TASK INSTRUCTIONS:
Set the listing down again exactly, please, apart from its pictures.

DATA FOR THIS EXERCISE:
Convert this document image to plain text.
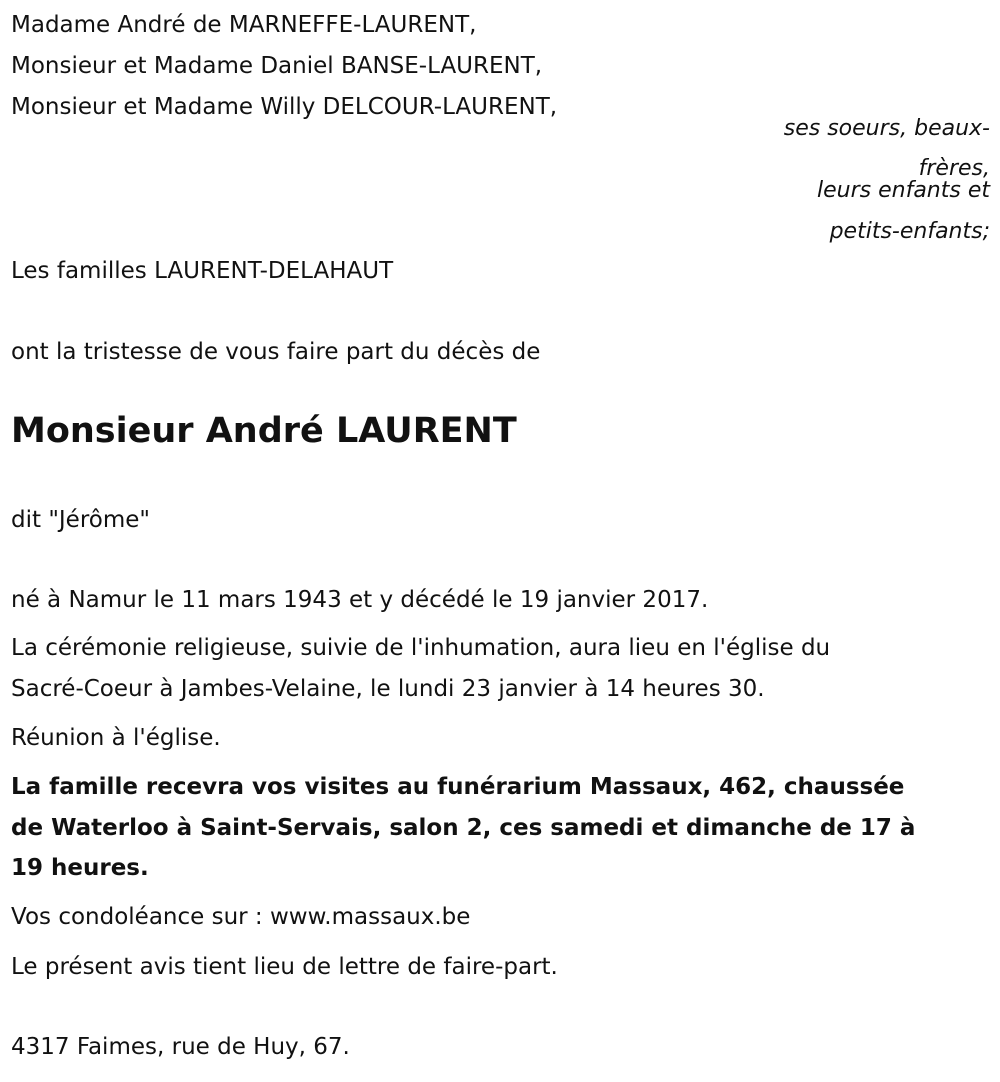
Madame André de MARNEFFE-LAURENT,

Monsieur et Madame Daniel BANSE-LAURENT,

Monsieur et Madame Willy DELCOUR-LAURENT,

ses soeurs, beaux-

frères,

leurs enfants et

petits-enfants;

Les familles LAURENT-DELAHAUT

ont la tristesse de vous faire part du décès de

Monsieur André LAURENT

dit "Jérôme"

né à Namur le 11 mars 1943 et y décédé le 19 janvier 2017.

La cérémonie religieuse, suivie de l'inhumation, aura lieu en l'église du

Sacré-Coeur à Jambes-Velaine, le lundi 23 janvier à 14 heures 30.

Réunion à l'église.

La famille recevra vos visites au funérarium Massaux, 462, chaussée

de Waterloo à Saint-Servais, salon 2, ces samedi et dimanche de 17 à

19 heures.

Vos condoléance sur : www.massaux.be

Le présent avis tient lieu de lettre de faire-part.

4317 Faimes, rue de Huy, 67.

EXERCISE RESPONSE:
Convert this document image to plain text.
Madame André de MARNEFFE-LAURENT,

Monsieur et Madame Daniel BANSE-LAURENT,

Monsieur et Madame Willy DELCOUR-LAURENT,

ses soeurs, beaux-

frères,

leurs enfants et

petits-enfants;

Les familles LAURENT-DELAHAUT

ont la tristesse de vous faire part du décès de

Monsieur André LAURENT

dit "Jérôme"

né à Namur le 11 mars 1943 et y décédé le 19 janvier 2017.

La cérémonie religieuse, suivie de l'inhumation, aura lieu en l'église du

Sacré-Coeur à Jambes-Velaine, le lundi 23 janvier à 14 heures 30.

Réunion à l'église.

La famille recevra vos visites au funérarium Massaux, 462, chaussée

de Waterloo à Saint-Servais, salon 2, ces samedi et dimanche de 17 à

19 heures.

Vos condoléance sur : www.massaux.be

Le présent avis tient lieu de lettre de faire-part.

4317 Faimes, rue de Huy, 67.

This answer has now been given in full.